List each line of the data that holds the string "into".
_ _ _
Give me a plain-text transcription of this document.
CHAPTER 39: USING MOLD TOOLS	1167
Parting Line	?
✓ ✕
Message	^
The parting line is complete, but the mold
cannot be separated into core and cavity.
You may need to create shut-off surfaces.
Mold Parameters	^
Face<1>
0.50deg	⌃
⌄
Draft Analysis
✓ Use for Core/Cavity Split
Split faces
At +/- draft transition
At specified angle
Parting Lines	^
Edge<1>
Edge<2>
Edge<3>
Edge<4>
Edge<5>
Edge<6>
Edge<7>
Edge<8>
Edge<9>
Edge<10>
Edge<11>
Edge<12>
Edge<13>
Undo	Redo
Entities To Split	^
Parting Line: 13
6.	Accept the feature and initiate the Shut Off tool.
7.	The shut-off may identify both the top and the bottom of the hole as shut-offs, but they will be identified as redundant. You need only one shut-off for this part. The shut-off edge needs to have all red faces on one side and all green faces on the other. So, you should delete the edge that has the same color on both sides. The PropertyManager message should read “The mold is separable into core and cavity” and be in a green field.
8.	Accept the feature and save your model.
_ _ _
→ THE RESPONSE:
cannot be separated into core and cavity.
7.	The shut-off may identify both the top and the bottom of the hole as shut-offs, but they will be identified as redundant. You need only one shut-off for this part. The shut-off edge needs to have all red faces on one side and all green faces on the other. So, you should delete the edge that has the same color on both sides. The PropertyManager message should read “The mold is separable into core and cavity” and be in a green field.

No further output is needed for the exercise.